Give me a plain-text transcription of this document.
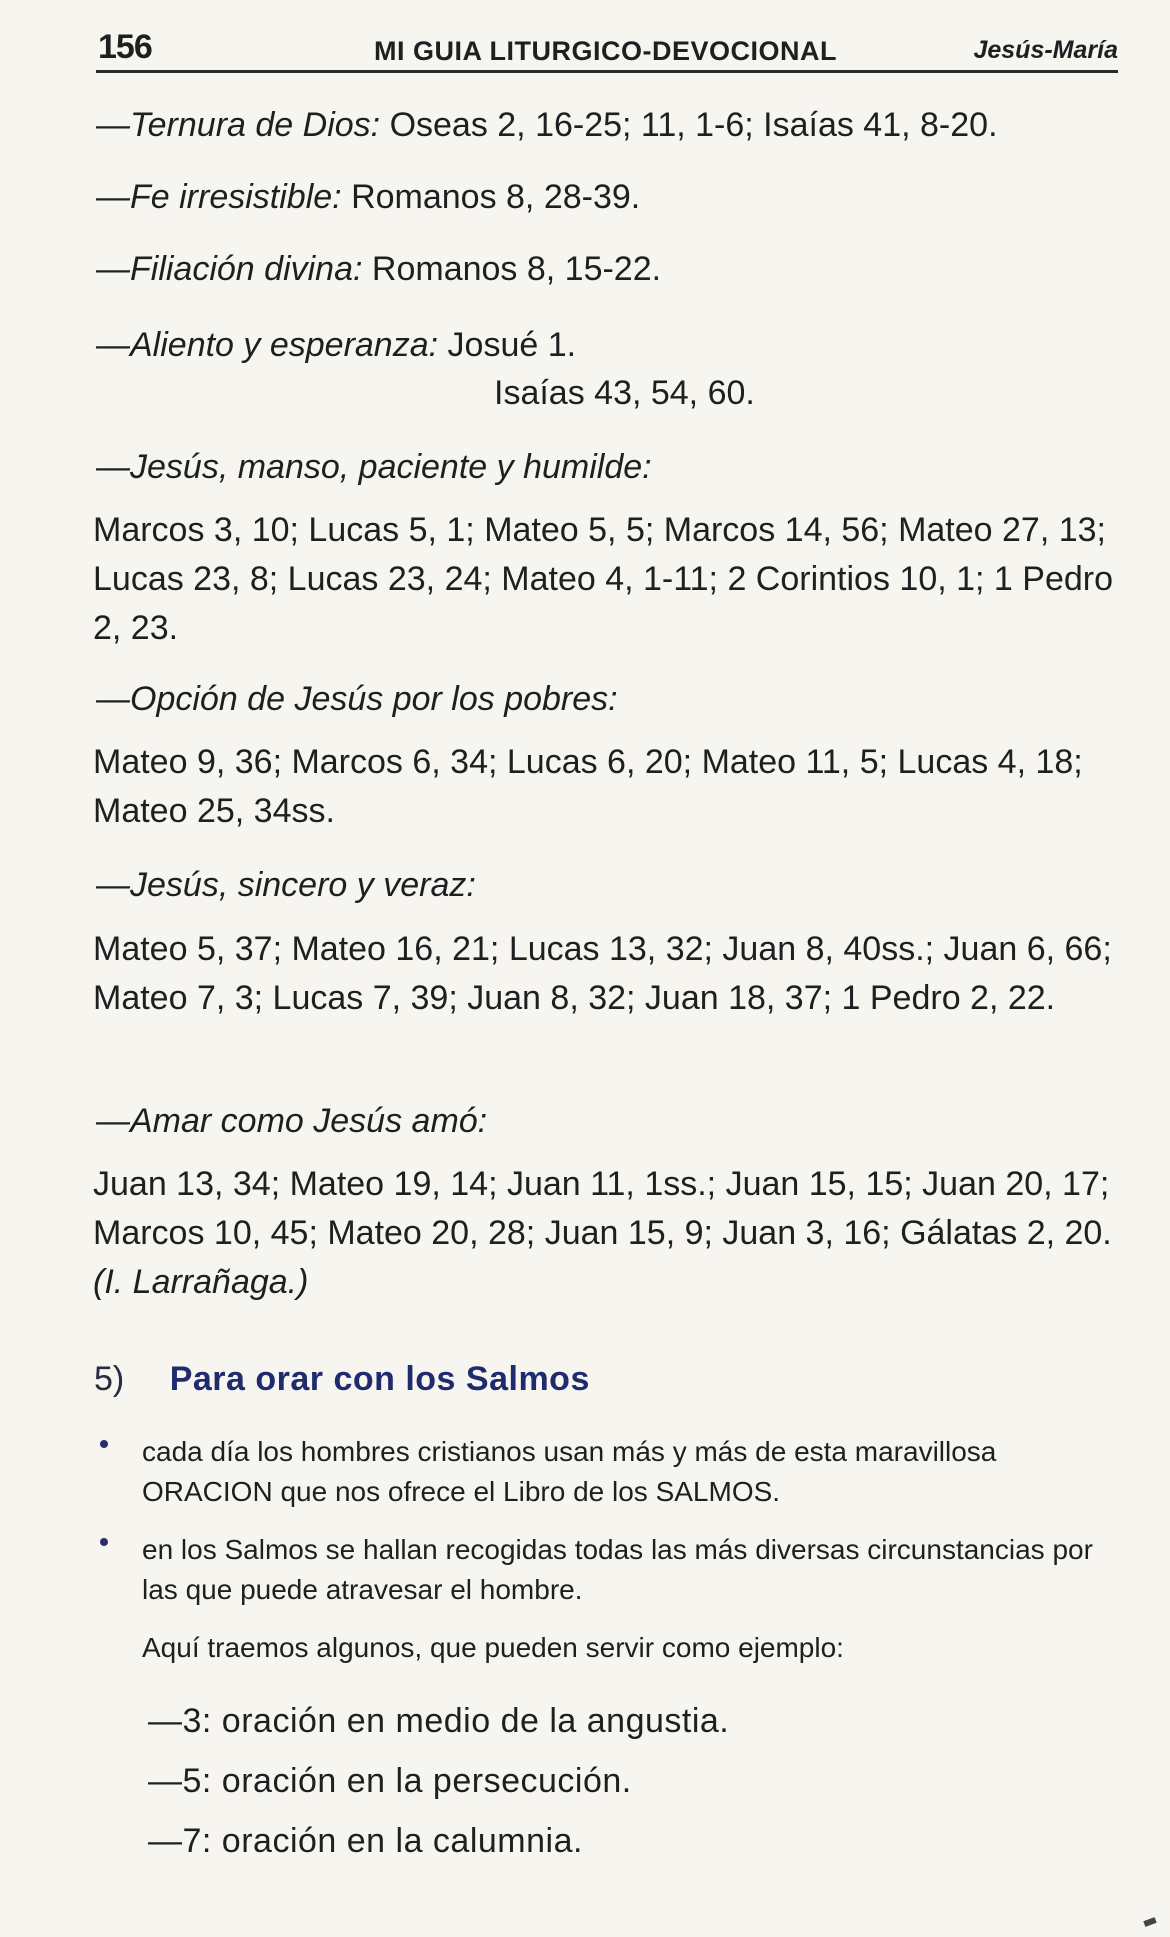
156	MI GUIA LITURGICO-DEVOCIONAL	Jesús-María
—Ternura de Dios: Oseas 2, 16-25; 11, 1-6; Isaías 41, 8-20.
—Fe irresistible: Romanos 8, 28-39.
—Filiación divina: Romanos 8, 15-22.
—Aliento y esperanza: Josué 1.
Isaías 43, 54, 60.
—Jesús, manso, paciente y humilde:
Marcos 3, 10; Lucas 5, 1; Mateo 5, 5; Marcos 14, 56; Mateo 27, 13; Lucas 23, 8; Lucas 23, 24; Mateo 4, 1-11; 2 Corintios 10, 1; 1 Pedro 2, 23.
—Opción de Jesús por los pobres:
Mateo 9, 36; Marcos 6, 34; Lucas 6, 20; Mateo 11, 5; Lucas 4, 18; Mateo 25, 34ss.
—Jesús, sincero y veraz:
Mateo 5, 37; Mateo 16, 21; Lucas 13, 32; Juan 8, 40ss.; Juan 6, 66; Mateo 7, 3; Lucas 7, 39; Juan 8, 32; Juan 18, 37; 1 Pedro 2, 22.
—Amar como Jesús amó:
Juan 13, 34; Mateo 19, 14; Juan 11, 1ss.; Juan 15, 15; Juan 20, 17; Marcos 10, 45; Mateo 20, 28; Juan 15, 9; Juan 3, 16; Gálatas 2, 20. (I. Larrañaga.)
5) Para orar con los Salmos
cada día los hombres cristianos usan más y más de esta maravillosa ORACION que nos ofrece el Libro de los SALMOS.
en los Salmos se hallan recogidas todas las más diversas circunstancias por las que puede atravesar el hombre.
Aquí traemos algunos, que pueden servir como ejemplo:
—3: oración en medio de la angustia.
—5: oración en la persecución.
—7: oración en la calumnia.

...

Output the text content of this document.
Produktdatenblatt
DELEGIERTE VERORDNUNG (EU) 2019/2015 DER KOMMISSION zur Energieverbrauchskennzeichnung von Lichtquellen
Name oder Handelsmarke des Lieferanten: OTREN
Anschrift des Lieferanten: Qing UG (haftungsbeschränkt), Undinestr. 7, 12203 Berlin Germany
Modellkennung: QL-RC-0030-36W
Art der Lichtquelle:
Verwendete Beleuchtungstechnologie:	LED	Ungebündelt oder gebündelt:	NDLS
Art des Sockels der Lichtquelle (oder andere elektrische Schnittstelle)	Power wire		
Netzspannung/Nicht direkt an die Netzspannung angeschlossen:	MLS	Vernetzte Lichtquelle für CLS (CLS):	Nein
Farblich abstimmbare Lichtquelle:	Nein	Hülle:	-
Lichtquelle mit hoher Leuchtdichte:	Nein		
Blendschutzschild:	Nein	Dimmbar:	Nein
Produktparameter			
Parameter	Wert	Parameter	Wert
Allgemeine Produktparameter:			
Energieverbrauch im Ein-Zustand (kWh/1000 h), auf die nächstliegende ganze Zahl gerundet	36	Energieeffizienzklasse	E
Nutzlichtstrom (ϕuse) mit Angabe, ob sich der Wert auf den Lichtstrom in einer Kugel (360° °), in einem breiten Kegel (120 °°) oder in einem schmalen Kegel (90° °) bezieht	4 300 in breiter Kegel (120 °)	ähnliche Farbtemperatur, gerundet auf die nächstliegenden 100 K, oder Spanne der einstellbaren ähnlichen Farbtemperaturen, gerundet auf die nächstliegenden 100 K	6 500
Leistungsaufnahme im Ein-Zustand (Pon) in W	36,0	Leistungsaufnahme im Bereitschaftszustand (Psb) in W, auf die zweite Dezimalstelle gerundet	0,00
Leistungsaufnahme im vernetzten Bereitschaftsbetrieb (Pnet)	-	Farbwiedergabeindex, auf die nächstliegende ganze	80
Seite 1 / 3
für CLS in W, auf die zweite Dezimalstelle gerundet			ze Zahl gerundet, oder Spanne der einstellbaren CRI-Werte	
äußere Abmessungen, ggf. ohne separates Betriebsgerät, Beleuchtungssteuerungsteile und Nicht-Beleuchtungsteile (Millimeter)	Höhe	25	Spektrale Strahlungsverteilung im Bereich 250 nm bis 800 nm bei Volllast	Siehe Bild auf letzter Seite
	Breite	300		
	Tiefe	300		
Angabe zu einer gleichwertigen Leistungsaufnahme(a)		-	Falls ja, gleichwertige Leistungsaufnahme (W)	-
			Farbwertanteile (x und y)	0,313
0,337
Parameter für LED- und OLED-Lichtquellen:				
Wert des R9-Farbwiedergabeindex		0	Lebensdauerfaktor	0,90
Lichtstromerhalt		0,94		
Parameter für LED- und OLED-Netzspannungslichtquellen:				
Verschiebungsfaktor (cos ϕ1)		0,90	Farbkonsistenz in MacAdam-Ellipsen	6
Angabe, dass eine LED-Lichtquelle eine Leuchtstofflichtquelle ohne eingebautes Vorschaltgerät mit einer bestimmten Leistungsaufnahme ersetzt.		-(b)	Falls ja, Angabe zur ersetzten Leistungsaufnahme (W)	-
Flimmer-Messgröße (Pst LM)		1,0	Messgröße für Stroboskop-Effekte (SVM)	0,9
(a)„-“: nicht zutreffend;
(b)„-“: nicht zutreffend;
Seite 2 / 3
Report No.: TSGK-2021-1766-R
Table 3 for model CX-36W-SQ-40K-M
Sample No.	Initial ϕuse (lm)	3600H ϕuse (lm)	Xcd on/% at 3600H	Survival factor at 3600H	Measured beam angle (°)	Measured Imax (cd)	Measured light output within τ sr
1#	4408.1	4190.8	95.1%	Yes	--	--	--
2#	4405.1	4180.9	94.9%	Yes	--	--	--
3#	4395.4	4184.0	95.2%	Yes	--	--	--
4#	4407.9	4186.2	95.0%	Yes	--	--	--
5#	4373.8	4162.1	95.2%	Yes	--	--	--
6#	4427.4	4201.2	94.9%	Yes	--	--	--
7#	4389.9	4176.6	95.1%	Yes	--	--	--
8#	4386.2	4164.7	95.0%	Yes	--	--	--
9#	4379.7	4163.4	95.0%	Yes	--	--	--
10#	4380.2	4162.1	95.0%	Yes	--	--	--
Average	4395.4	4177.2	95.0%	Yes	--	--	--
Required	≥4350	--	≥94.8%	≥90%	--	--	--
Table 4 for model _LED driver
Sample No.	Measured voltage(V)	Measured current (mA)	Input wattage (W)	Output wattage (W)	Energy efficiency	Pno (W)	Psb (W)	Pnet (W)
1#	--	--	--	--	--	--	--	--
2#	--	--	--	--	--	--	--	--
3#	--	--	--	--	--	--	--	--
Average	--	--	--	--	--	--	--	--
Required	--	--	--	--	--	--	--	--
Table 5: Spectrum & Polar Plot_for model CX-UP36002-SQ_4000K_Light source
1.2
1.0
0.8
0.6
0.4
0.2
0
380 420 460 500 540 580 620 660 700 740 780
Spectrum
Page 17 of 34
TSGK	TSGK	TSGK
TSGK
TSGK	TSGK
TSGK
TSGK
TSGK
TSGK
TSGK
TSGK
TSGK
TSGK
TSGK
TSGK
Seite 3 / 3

---

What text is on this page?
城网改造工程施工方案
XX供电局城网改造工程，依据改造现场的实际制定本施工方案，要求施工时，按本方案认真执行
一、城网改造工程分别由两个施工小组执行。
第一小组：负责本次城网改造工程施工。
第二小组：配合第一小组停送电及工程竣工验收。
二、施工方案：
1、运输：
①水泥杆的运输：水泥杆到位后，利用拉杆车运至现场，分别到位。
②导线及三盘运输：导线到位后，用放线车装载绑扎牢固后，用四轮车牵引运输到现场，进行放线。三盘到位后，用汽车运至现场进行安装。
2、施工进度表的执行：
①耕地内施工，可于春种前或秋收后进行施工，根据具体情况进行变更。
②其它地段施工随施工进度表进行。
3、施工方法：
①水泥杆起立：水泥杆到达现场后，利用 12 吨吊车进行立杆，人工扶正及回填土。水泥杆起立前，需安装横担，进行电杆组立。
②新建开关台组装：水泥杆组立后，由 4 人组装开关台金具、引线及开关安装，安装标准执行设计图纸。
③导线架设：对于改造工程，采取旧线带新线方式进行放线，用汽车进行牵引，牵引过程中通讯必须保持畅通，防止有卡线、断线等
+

**What is asked:** Your task is to collect every line above that contains the word "zweite".

**Answer for this exercise:**
Leistungsaufnahme im Ein-Zustand (Pon) in W	36,0	Leistungsaufnahme im Bereitschaftszustand (Psb) in W, auf die zweite Dezimalstelle gerundet	0,00
für CLS in W, auf die zweite Dezimalstelle gerundet			ze Zahl gerundet, oder Spanne der einstellbaren CRI-Werte	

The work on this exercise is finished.